RECORD SET:
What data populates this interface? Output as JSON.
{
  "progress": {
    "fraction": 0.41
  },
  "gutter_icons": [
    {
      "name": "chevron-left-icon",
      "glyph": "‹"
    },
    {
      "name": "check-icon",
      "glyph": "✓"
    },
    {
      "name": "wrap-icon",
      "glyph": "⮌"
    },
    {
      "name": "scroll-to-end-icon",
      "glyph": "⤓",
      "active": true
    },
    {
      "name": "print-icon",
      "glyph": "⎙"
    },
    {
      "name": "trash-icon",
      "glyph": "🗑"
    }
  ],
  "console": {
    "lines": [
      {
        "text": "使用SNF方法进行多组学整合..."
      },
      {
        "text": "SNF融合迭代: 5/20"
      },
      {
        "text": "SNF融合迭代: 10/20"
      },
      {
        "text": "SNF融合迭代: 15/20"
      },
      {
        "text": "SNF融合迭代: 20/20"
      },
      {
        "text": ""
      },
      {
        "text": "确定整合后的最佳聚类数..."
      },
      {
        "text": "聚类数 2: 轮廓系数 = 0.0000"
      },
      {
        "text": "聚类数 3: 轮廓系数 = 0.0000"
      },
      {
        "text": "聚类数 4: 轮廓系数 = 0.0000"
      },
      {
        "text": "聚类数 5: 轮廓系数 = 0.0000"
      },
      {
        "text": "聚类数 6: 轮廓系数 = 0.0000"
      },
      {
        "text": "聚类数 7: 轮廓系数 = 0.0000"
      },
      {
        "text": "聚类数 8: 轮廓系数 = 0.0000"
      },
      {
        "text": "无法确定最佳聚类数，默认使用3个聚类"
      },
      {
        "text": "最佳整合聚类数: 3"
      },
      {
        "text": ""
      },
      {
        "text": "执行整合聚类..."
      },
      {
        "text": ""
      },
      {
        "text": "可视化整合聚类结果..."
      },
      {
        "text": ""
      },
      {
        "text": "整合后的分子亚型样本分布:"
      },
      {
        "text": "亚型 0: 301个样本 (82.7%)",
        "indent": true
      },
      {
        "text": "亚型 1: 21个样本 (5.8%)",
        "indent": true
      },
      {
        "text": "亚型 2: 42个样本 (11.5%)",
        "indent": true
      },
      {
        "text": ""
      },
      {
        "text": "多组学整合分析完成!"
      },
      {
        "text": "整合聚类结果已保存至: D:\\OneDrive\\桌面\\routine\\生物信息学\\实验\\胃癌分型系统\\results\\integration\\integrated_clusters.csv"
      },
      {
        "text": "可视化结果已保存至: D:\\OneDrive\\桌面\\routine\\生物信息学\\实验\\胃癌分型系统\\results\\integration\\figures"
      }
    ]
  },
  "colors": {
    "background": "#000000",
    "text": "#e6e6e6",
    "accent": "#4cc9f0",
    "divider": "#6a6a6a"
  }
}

WHAT YOU WILL DO: Retype every record above exactly as written.

EXERCISE RESULT:
What data populates this interface? Output as JSON.
{
  "progress": {
    "fraction": 0.41
  },
  "gutter_icons": [
    {
      "name": "chevron-left-icon",
      "glyph": "‹"
    },
    {
      "name": "check-icon",
      "glyph": "✓"
    },
    {
      "name": "wrap-icon",
      "glyph": "⮌"
    },
    {
      "name": "scroll-to-end-icon",
      "glyph": "⤓",
      "active": true
    },
    {
      "name": "print-icon",
      "glyph": "⎙"
    },
    {
      "name": "trash-icon",
      "glyph": "🗑"
    }
  ],
  "console": {
    "lines": [
      {
        "text": "使用SNF方法进行多组学整合..."
      },
      {
        "text": "SNF融合迭代: 5/20"
      },
      {
        "text": "SNF融合迭代: 10/20"
      },
      {
        "text": "SNF融合迭代: 15/20"
      },
      {
        "text": "SNF融合迭代: 20/20"
      },
      {
        "text": ""
      },
      {
        "text": "确定整合后的最佳聚类数..."
      },
      {
        "text": "聚类数 2: 轮廓系数 = 0.0000"
      },
      {
        "text": "聚类数 3: 轮廓系数 = 0.0000"
      },
      {
        "text": "聚类数 4: 轮廓系数 = 0.0000"
      },
      {
        "text": "聚类数 5: 轮廓系数 = 0.0000"
      },
      {
        "text": "聚类数 6: 轮廓系数 = 0.0000"
      },
      {
        "text": "聚类数 7: 轮廓系数 = 0.0000"
      },
      {
        "text": "聚类数 8: 轮廓系数 = 0.0000"
      },
      {
        "text": "无法确定最佳聚类数，默认使用3个聚类"
      },
      {
        "text": "最佳整合聚类数: 3"
      },
      {
        "text": ""
      },
      {
        "text": "执行整合聚类..."
      },
      {
        "text": ""
      },
      {
        "text": "可视化整合聚类结果..."
      },
      {
        "text": ""
      },
      {
        "text": "整合后的分子亚型样本分布:"
      },
      {
        "text": "亚型 0: 301个样本 (82.7%)",
        "indent": true
      },
      {
        "text": "亚型 1: 21个样本 (5.8%)",
        "indent": true
      },
      {
        "text": "亚型 2: 42个样本 (11.5%)",
        "indent": true
      },
      {
        "text": ""
      },
      {
        "text": "多组学整合分析完成!"
      },
      {
        "text": "整合聚类结果已保存至: D:\\OneDrive\\桌面\\routine\\生物信息学\\实验\\胃癌分型系统\\results\\integration\\integrated_clusters.csv"
      },
      {
        "text": "可视化结果已保存至: D:\\OneDrive\\桌面\\routine\\生物信息学\\实验\\胃癌分型系统\\results\\integration\\figures"
      }
    ]
  },
  "colors": {
    "background": "#000000",
    "text": "#e6e6e6",
    "accent": "#4cc9f0",
    "divider": "#6a6a6a"
  }
}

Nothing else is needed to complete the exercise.